- **Document page transcription items**:
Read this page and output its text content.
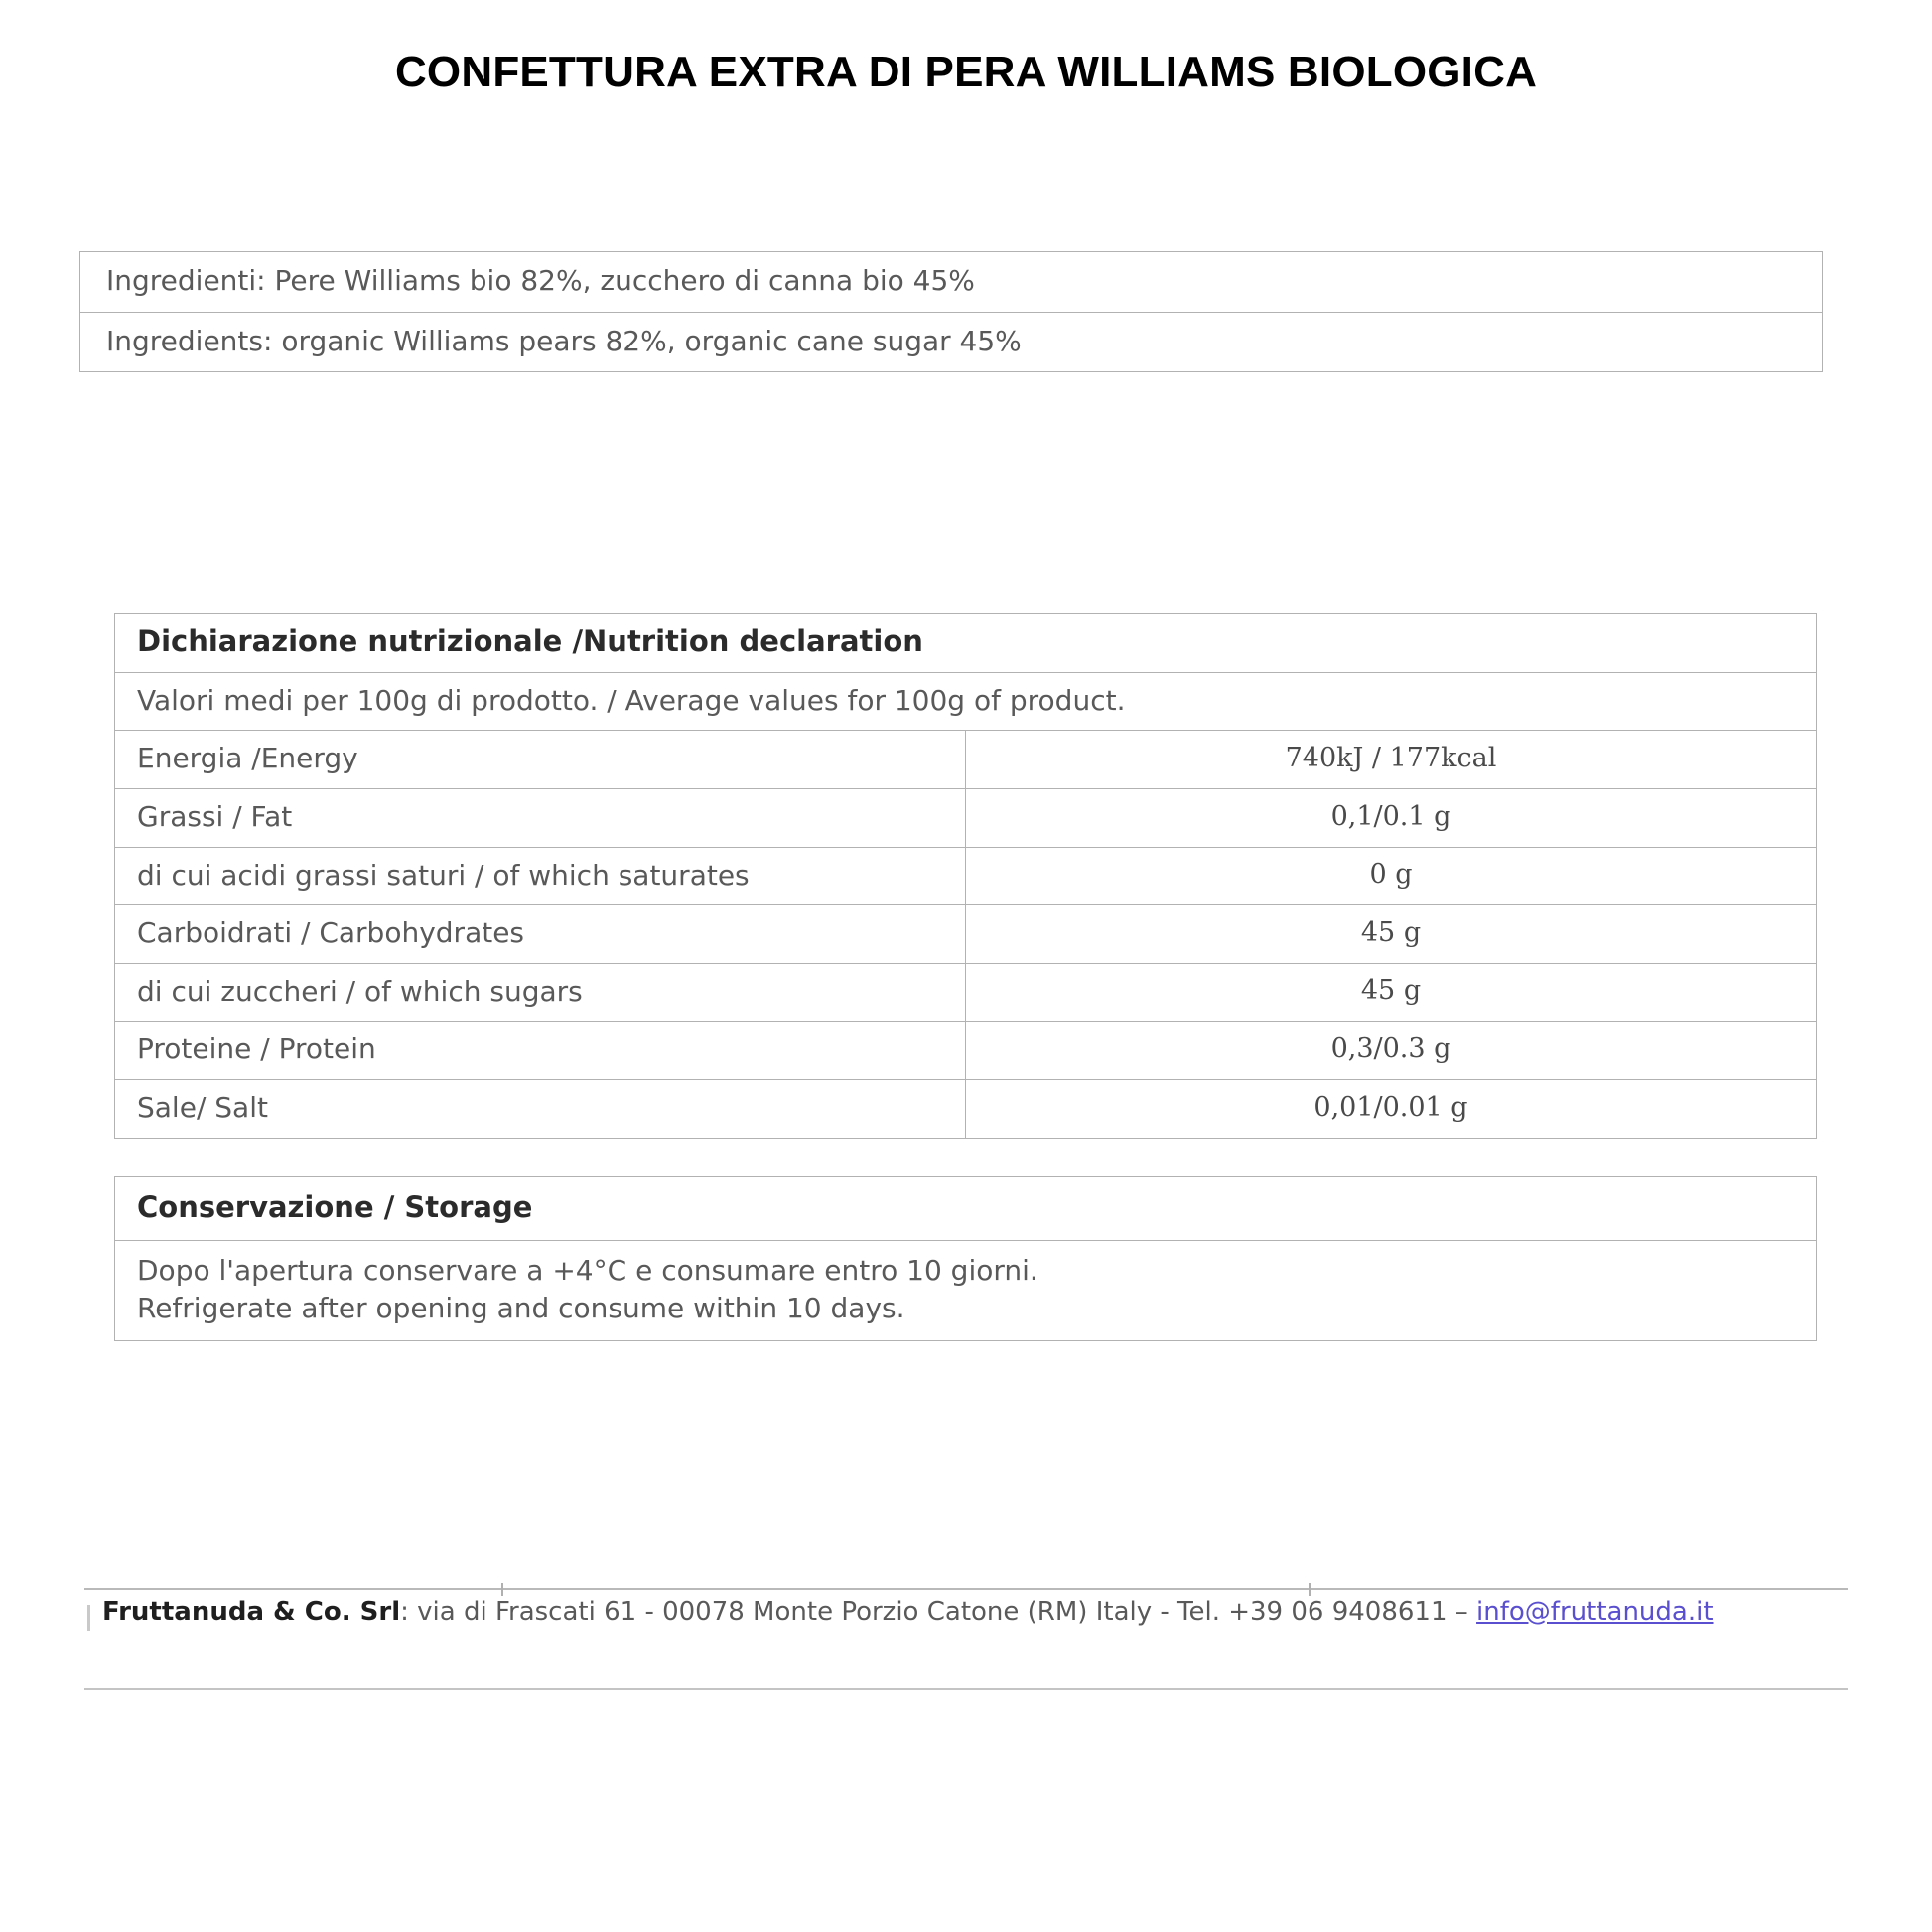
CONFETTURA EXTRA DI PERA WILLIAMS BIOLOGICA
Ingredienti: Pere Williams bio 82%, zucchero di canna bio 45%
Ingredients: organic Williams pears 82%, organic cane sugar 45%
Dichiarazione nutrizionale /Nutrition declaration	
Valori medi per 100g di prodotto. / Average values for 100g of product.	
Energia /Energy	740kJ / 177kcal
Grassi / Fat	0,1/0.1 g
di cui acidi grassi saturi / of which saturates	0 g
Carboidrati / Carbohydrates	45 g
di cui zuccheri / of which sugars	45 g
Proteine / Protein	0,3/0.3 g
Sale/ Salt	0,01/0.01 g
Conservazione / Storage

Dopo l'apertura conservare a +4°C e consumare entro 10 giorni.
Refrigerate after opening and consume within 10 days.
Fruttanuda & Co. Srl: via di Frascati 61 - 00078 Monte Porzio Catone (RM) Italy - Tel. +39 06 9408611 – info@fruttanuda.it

- **INSTRUCTIONS FOR THE TASK**: The records above are to be transcribed exactly, with every picture left out.

- **ANSWER**:
Read this page and output its text content.
CONFETTURA EXTRA DI PERA WILLIAMS BIOLOGICA
Ingredienti: Pere Williams bio 82%, zucchero di canna bio 45%
Ingredients: organic Williams pears 82%, organic cane sugar 45%
Dichiarazione nutrizionale /Nutrition declaration	
Valori medi per 100g di prodotto. / Average values for 100g of product.	
Energia /Energy	740kJ / 177kcal
Grassi / Fat	0,1/0.1 g
di cui acidi grassi saturi / of which saturates	0 g
Carboidrati / Carbohydrates	45 g
di cui zuccheri / of which sugars	45 g
Proteine / Protein	0,3/0.3 g
Sale/ Salt	0,01/0.01 g
Conservazione / Storage

Dopo l'apertura conservare a +4°C e consumare entro 10 giorni.
Refrigerate after opening and consume within 10 days.
Fruttanuda & Co. Srl: via di Frascati 61 - 00078 Monte Porzio Catone (RM) Italy - Tel. +39 06 9408611 – info@fruttanuda.it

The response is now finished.